→ **TASK DESCRIPTION**
Which lines hold the word "have"? Copy each one.

Collected data:

........

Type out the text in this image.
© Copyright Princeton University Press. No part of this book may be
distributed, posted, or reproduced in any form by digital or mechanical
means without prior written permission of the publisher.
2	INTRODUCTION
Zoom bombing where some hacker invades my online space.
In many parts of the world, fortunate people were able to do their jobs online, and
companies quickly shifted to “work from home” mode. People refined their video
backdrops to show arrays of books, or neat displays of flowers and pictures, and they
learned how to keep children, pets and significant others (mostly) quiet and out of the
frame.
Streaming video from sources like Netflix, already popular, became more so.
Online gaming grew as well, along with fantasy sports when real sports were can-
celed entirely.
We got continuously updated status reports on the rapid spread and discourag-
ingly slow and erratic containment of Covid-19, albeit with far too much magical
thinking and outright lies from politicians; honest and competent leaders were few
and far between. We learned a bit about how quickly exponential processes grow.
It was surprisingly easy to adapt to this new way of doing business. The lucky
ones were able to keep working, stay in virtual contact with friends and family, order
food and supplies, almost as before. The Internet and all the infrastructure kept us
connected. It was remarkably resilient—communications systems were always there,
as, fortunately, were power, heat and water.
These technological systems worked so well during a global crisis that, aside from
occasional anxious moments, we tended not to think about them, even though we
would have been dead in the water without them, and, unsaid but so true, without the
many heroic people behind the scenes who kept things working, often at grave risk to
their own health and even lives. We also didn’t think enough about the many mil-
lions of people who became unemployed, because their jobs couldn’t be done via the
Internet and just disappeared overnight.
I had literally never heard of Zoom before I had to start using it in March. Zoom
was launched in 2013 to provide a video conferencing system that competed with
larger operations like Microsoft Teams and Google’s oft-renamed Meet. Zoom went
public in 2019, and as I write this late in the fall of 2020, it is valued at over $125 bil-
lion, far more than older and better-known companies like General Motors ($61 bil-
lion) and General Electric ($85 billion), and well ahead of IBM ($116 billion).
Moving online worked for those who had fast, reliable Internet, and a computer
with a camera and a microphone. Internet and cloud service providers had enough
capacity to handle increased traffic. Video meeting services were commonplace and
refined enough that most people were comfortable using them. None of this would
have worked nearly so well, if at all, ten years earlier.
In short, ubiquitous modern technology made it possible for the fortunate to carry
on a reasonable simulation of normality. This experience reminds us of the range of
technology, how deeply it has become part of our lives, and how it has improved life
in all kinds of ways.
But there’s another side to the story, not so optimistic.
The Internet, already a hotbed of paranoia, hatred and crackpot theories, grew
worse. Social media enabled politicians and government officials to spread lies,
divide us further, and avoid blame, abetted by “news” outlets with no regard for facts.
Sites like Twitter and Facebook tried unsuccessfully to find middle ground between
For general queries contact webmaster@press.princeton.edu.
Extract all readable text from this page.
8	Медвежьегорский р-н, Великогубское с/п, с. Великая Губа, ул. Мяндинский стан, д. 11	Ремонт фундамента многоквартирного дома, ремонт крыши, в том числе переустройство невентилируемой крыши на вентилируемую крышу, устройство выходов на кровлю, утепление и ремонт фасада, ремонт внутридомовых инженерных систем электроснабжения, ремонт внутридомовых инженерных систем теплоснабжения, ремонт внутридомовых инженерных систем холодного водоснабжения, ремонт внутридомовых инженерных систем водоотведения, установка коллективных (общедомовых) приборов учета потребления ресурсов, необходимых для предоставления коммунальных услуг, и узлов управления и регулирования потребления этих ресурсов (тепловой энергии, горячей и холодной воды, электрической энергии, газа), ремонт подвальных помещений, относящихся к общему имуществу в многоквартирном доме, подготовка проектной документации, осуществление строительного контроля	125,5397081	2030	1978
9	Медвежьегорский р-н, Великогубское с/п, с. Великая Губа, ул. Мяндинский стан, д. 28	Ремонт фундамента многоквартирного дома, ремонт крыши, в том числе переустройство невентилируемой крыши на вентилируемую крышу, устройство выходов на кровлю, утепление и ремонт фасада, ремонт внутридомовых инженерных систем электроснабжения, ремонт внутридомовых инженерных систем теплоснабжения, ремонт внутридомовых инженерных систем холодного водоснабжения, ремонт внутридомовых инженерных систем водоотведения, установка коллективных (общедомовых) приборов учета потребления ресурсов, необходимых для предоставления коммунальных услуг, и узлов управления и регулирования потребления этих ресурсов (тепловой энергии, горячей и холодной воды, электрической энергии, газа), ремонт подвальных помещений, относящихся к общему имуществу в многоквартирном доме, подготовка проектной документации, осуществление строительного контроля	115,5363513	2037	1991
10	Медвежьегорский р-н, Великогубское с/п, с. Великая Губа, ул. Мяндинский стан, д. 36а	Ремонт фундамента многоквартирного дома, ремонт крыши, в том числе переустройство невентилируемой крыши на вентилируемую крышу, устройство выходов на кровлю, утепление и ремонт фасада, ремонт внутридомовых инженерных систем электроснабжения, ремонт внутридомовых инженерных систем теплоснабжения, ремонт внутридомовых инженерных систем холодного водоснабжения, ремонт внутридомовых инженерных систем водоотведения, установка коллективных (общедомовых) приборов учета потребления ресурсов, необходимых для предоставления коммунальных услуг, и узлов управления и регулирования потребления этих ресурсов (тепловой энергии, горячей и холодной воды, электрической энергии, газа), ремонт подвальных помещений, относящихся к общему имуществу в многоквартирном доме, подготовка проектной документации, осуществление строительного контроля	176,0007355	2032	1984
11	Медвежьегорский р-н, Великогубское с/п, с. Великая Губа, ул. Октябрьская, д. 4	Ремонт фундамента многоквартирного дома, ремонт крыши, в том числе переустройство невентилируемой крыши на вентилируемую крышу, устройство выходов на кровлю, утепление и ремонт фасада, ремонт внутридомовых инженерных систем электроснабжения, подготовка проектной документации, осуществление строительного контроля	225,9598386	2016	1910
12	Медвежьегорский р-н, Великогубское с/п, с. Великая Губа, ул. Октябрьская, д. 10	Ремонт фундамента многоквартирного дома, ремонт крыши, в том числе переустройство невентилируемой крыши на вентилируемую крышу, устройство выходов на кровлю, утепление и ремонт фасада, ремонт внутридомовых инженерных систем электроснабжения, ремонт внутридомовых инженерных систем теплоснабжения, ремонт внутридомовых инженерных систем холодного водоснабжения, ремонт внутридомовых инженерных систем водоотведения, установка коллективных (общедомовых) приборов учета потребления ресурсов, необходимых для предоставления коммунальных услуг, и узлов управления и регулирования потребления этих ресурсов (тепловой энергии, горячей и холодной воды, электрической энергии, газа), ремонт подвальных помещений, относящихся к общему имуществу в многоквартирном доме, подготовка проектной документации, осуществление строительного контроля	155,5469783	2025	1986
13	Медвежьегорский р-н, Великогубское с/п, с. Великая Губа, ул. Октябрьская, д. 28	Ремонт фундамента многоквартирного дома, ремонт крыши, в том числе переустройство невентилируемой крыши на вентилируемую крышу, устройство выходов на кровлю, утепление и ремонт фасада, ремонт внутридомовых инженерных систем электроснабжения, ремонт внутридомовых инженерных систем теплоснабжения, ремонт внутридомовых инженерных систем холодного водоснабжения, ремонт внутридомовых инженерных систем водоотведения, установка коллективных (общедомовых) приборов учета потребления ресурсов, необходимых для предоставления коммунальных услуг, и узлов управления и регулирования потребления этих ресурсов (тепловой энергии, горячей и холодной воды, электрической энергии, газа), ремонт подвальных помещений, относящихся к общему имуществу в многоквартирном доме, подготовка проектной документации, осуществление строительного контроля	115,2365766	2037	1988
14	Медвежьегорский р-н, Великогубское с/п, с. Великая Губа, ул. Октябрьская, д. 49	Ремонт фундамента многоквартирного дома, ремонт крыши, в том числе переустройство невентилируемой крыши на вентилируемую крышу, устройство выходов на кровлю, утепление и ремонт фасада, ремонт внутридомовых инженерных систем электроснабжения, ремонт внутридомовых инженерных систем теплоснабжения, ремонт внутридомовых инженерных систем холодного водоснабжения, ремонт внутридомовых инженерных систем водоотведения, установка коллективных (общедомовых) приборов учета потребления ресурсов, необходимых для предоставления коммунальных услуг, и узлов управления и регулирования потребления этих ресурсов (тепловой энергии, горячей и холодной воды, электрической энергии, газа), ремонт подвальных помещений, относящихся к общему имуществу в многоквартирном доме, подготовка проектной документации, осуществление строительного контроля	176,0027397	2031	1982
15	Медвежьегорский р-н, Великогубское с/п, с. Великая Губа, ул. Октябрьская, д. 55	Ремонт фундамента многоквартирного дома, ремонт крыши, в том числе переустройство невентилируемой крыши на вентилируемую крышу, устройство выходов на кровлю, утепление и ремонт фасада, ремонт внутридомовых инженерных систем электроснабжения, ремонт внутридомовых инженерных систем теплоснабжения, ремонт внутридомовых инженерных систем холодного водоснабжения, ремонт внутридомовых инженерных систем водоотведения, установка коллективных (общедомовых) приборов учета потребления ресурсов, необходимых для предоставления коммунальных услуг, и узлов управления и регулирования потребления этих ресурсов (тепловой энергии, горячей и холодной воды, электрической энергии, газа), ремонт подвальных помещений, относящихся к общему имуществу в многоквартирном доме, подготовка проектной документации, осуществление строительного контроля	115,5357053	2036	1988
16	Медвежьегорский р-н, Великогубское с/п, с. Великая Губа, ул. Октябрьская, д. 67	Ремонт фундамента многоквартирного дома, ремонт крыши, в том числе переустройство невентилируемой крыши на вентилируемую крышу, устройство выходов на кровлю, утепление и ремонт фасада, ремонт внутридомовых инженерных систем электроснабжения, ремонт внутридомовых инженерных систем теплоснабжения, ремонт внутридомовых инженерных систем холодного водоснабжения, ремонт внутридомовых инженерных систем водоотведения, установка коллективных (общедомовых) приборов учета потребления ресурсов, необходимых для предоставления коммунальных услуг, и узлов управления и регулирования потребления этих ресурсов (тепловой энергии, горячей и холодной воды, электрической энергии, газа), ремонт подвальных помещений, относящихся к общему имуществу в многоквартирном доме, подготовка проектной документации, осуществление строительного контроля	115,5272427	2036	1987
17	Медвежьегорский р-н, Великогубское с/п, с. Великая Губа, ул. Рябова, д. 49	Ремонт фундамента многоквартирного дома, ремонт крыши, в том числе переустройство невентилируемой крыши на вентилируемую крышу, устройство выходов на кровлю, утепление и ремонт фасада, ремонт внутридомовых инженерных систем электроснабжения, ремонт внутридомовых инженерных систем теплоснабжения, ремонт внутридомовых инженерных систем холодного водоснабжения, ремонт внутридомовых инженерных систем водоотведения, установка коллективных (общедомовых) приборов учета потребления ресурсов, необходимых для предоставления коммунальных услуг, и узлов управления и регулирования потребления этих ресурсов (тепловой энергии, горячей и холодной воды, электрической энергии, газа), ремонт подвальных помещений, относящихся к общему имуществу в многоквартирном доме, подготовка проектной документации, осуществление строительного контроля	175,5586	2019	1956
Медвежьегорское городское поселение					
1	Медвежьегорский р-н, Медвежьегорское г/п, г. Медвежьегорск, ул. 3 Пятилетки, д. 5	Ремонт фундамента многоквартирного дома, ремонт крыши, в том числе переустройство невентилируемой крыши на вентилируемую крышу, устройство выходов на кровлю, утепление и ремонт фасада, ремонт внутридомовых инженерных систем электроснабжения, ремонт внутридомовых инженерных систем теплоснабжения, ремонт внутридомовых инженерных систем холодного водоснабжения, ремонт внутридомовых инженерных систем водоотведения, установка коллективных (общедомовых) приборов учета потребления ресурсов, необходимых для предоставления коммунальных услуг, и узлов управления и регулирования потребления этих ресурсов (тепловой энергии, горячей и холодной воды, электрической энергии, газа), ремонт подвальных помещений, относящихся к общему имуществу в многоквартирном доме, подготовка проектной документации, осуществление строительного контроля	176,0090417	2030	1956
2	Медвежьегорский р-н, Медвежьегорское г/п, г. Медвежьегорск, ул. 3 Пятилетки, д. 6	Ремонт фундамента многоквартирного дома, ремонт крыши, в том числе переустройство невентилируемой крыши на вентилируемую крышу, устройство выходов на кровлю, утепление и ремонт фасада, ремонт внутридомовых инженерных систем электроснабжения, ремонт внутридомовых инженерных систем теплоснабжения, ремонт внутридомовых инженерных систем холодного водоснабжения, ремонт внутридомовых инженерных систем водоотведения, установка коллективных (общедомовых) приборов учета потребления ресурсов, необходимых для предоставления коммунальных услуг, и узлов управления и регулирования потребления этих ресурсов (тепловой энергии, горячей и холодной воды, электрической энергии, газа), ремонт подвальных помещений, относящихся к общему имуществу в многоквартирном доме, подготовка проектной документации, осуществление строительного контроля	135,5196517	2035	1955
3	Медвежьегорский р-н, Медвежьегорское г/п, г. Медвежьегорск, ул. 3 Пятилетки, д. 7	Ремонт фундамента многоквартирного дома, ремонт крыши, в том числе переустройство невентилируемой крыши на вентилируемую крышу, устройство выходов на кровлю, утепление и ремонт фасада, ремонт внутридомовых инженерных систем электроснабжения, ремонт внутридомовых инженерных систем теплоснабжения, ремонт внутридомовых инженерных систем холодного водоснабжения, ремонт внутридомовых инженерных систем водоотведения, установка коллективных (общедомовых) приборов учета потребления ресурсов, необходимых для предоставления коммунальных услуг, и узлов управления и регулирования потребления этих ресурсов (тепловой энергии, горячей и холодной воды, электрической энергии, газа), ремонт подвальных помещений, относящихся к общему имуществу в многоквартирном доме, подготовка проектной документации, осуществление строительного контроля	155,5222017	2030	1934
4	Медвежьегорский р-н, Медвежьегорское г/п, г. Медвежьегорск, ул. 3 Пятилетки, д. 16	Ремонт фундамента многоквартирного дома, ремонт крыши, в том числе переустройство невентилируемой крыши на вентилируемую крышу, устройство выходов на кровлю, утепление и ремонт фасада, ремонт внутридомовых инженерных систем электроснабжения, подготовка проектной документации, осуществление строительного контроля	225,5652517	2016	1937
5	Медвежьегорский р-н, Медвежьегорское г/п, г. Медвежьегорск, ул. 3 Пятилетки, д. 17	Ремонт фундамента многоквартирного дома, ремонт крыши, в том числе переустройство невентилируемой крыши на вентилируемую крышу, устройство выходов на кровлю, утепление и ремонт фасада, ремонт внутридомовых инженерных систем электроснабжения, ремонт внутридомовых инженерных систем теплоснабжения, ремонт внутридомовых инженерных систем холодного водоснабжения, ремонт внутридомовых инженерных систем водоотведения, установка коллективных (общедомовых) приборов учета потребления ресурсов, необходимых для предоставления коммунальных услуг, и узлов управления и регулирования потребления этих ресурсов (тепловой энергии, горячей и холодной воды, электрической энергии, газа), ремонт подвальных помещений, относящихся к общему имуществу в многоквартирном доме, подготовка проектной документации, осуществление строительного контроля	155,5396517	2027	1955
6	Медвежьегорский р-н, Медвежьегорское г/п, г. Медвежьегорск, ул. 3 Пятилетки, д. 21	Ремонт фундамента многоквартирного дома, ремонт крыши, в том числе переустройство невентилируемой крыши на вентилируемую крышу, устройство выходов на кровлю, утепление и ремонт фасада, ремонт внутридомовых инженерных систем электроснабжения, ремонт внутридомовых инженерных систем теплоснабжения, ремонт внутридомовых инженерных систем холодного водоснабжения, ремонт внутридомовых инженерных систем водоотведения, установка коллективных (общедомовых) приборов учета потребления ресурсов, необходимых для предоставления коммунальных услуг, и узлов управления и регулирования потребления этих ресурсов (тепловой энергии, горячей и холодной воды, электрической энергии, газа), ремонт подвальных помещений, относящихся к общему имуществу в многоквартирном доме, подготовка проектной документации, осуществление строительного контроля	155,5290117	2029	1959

........

→ **ANSWER FOR THIS EXERCISE**
would have been dead in the water without them, and, unsaid but so true, without the
have worked nearly so well, if at all, ten years earlier.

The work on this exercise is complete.